WHAT TO WORK ON ▸ How many of the lines below contain "people"? Answer with that number alone.

RECORDED DATA ▸
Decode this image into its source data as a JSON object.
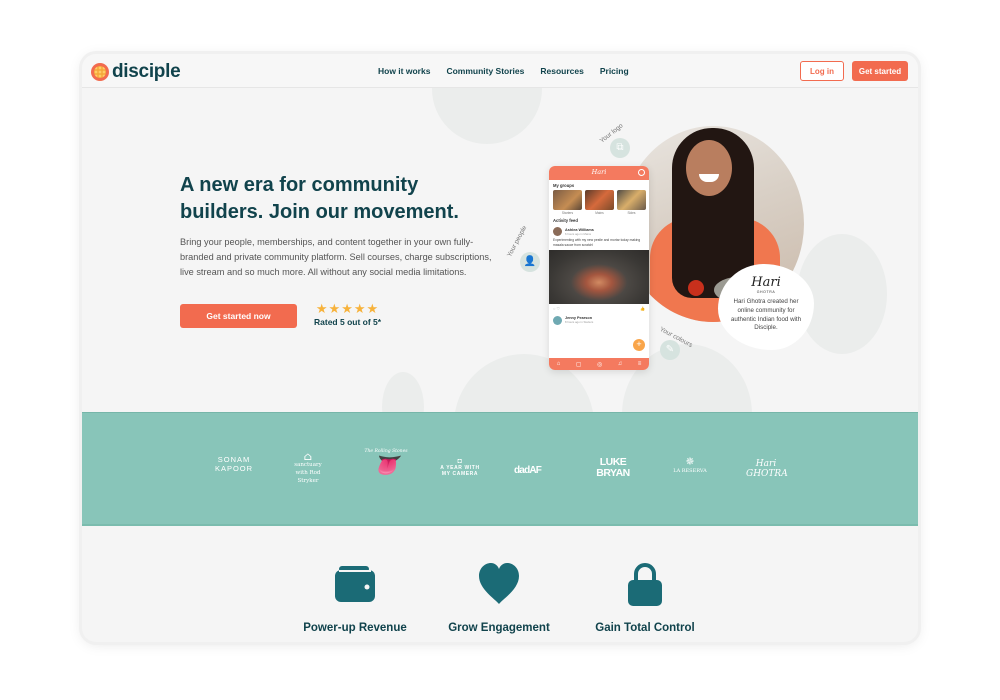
{
  "nav": {
    "brand": "disciple",
    "links": [
      "How it works",
      "Community Stories",
      "Resources",
      "Pricing"
    ],
    "login_label": "Log in",
    "get_started_label": "Get started"
  },
  "hero": {
    "title": "A new era for community builders. Join our movement.",
    "description": "Bring your people, memberships, and content together in your own fully-branded and private community platform. Sell courses, charge subscriptions, live stream and so much more. All without any social media limitations.",
    "cta_label": "Get started now",
    "stars": "★★★★★",
    "rating": 5,
    "rating_max": 5,
    "rating_label": "Rated 5 out of 5*"
  },
  "showcase": {
    "annotations": {
      "logo": "Your logo",
      "people": "Your people",
      "colours": "Your colours"
    },
    "phone": {
      "brand": "Hari",
      "groups_heading": "My groups",
      "groups": [
        "Starters",
        "Mains",
        "Sides"
      ],
      "feed_heading": "Activity feed",
      "post": {
        "author": "Ashlea Williams",
        "meta": "6 hours ago in Mains",
        "text": "Experimenting with my new pestle and mortar today making masala sauce from scratch!"
      },
      "post2": {
        "author": "Jenny Pearson",
        "meta": "8 hours ago in Starters"
      },
      "fab": "+"
    },
    "card": {
      "logo": "Hari",
      "sub": "GHOTRA",
      "text": "Hari Ghotra created her online community for authentic Indian food with Disciple."
    }
  },
  "brands": [
    "SONAM KAPOOR",
    "sanctuary with Rod Stryker",
    "The Rolling Stones",
    "A YEAR WITH MY CAMERA",
    "dadAF",
    "LUKE BRYAN",
    "LA RESERVA",
    "Hari GHOTRA"
  ],
  "features": [
    {
      "icon": "wallet-icon",
      "label": "Power-up Revenue"
    },
    {
      "icon": "heart-icon",
      "label": "Grow Engagement"
    },
    {
      "icon": "lock-icon",
      "label": "Gain Total Control"
    }
  ],
  "colors": {
    "brand_orange": "#f26b4f",
    "dark_teal": "#11434c",
    "icon_teal": "#1b6b76",
    "band_teal": "#88c5b9",
    "star": "#f7b23b"
  }
}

WORKED SOLUTION ▸ 2